- **Written problem**: Reproduce the passage of the shopping-days post below, starting at "This is one" and ending at "anything, I swear!".

168 shopping days till Christmas.
AUGH! I don’t need to hear this!
168 shopping days till Christmas.
AUGH! I don’t need to hear this!
This is one of those mornings where I looked around at my life and started to panic again.
Marriage can be a wonderful thing, but it also means you have double the problems to deal with since it’s sharing the not-so-good as well as the good. It’s all very well to say “Chin up!” and “Think positive and things will unfold that way,” but every once in a while when you’ve gradually convinced yourself that yeah, things aren’t so bad, and we can handle life, and we’re pretty on top of things, something creeps up and hamstrings you.
On top of that I woke up with a stiff neck again, and no osteo appointment for another two weeks. I didn’t do anything, I swear!

- **Material shown**:
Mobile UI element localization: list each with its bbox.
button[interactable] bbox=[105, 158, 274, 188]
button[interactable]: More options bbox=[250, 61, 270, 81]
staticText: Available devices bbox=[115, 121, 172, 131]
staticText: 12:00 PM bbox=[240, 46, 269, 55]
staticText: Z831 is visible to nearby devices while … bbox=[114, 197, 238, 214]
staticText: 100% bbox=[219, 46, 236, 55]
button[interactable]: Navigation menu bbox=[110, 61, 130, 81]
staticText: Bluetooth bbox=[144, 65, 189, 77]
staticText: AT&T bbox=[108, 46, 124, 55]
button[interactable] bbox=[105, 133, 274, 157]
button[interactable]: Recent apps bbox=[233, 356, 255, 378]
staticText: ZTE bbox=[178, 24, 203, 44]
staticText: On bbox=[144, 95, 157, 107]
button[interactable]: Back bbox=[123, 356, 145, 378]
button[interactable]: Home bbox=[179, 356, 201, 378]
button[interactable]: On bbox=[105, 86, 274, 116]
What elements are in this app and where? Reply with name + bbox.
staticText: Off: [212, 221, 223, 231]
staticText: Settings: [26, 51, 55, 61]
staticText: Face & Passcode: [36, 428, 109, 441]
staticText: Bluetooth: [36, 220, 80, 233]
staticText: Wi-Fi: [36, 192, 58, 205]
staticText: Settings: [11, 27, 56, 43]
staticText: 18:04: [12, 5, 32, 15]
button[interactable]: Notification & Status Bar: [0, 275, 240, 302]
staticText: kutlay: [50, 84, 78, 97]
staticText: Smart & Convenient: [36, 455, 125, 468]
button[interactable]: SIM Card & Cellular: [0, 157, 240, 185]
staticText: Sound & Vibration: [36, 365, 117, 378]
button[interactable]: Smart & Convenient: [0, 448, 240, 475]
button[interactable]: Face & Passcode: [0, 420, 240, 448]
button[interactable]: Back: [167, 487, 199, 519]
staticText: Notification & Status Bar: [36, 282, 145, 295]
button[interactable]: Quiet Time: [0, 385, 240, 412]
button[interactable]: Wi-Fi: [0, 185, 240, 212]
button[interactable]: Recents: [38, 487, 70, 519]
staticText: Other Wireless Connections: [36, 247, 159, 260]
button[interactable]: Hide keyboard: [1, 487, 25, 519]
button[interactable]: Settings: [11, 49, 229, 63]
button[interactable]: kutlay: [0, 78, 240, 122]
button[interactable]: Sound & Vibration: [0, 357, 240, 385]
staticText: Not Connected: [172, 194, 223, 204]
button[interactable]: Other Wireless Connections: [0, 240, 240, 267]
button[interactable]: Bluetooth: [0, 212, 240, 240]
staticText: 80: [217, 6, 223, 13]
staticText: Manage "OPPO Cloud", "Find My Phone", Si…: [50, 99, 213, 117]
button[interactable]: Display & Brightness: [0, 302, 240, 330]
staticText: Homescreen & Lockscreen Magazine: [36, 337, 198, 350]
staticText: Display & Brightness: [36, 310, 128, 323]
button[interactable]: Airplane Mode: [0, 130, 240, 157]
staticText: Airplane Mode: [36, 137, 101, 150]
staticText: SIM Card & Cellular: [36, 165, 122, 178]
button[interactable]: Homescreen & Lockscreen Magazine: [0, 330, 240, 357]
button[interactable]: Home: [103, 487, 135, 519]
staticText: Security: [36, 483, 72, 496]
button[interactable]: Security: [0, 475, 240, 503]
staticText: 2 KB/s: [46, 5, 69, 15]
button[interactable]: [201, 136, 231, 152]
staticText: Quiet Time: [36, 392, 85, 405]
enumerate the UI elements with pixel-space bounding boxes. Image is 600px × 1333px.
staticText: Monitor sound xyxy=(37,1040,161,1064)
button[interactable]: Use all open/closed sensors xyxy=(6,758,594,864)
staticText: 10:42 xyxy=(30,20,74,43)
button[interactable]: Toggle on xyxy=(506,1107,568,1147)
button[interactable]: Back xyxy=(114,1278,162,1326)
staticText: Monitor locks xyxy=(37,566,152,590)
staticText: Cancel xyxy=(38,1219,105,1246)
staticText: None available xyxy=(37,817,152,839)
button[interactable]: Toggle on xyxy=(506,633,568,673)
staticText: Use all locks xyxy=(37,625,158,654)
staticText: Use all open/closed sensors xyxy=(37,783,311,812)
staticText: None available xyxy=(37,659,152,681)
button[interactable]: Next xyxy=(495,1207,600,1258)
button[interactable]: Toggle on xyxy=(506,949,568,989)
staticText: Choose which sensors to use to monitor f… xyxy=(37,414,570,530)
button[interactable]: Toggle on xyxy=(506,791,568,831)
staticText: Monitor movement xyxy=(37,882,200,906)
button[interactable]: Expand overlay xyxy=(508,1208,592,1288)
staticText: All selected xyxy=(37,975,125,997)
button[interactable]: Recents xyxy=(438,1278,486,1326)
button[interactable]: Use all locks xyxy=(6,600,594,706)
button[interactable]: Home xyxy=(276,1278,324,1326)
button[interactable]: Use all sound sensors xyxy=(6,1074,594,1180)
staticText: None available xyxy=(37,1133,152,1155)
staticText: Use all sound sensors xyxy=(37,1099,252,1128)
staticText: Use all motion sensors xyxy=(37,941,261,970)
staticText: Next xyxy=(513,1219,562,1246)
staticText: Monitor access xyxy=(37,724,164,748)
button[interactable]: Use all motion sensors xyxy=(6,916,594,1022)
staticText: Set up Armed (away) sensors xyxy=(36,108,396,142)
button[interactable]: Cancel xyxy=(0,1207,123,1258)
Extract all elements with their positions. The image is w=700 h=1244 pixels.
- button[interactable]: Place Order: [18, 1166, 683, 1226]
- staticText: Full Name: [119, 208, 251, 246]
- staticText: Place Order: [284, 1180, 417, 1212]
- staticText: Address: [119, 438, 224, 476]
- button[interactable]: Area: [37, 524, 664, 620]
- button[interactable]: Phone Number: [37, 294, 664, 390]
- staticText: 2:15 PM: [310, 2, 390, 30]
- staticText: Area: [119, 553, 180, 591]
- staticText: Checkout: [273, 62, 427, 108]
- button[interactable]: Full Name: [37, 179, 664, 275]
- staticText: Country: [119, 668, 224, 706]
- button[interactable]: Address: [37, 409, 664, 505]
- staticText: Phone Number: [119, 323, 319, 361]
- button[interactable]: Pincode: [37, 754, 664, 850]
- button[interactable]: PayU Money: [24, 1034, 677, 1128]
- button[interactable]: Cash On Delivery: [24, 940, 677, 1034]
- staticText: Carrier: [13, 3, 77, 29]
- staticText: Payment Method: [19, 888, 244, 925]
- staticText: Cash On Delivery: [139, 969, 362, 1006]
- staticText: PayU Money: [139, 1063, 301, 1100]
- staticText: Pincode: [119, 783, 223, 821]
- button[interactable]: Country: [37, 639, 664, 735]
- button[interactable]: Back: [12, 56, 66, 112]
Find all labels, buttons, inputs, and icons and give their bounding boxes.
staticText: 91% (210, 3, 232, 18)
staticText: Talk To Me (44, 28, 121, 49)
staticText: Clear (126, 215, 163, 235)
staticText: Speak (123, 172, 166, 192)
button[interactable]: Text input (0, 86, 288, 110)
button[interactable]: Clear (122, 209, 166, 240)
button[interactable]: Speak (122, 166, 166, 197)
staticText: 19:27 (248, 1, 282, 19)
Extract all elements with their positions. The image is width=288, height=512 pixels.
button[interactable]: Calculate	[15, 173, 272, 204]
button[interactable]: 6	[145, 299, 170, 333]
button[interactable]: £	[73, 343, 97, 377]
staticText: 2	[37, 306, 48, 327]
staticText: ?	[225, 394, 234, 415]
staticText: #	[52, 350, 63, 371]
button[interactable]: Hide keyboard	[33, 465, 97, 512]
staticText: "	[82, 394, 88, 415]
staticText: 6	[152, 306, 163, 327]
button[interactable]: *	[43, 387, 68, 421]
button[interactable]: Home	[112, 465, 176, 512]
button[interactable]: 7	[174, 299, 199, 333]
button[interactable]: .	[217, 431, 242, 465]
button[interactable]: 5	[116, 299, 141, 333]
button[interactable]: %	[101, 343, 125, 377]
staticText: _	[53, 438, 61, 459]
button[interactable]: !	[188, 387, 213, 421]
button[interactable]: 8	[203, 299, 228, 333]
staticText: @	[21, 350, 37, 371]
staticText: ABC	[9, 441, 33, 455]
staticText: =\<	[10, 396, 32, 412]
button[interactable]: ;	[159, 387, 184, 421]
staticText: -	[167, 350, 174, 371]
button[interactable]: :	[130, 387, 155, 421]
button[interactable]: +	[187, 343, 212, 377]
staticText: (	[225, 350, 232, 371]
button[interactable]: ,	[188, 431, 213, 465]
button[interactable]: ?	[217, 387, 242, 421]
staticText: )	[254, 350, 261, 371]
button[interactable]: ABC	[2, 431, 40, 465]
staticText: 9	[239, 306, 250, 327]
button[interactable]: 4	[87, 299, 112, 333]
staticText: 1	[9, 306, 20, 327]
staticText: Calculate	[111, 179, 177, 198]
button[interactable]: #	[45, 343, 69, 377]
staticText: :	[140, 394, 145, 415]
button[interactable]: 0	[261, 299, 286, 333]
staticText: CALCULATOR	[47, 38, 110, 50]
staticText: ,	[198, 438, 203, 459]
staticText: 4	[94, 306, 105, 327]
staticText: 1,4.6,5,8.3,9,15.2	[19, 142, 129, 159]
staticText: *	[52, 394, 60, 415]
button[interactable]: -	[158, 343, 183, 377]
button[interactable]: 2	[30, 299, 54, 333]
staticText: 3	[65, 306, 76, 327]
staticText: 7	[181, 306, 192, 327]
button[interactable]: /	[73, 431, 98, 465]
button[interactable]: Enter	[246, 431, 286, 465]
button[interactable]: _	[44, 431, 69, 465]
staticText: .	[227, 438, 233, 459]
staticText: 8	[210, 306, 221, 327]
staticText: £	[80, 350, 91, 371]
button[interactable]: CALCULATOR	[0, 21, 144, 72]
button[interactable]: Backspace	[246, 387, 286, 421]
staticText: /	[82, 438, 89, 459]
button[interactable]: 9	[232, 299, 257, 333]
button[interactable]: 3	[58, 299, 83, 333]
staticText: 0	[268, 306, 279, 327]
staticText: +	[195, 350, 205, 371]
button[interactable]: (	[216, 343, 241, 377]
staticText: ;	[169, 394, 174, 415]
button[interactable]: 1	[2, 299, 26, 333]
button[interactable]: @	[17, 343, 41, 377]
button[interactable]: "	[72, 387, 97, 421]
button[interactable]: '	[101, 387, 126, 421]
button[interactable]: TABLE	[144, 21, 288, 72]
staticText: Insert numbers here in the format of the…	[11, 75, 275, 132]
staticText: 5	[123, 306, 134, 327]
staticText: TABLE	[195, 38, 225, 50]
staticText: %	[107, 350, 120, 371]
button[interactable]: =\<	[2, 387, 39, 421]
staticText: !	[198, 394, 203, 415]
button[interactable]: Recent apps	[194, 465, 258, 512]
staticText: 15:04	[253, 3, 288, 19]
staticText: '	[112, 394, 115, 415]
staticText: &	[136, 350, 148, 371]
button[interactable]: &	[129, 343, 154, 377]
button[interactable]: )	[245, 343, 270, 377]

- **Reply to the task**:
This is one of those mornings where I looked around at my life and started to panic again.
Marriage can be a wonderful thing, but it also means you have double the problems to deal with since it’s sharing the not-so-good as well as the good. It’s all very well to say “Chin up!” and “Think positive and things will unfold that way,” but every once in a while when you’ve gradually convinced yourself that yeah, things aren’t so bad, and we can handle life, and we’re pretty on top of things, something creeps up and hamstrings you.
On top of that I woke up with a stiff neck again, and no osteo appointment for another two weeks. I didn’t do anything, I swear!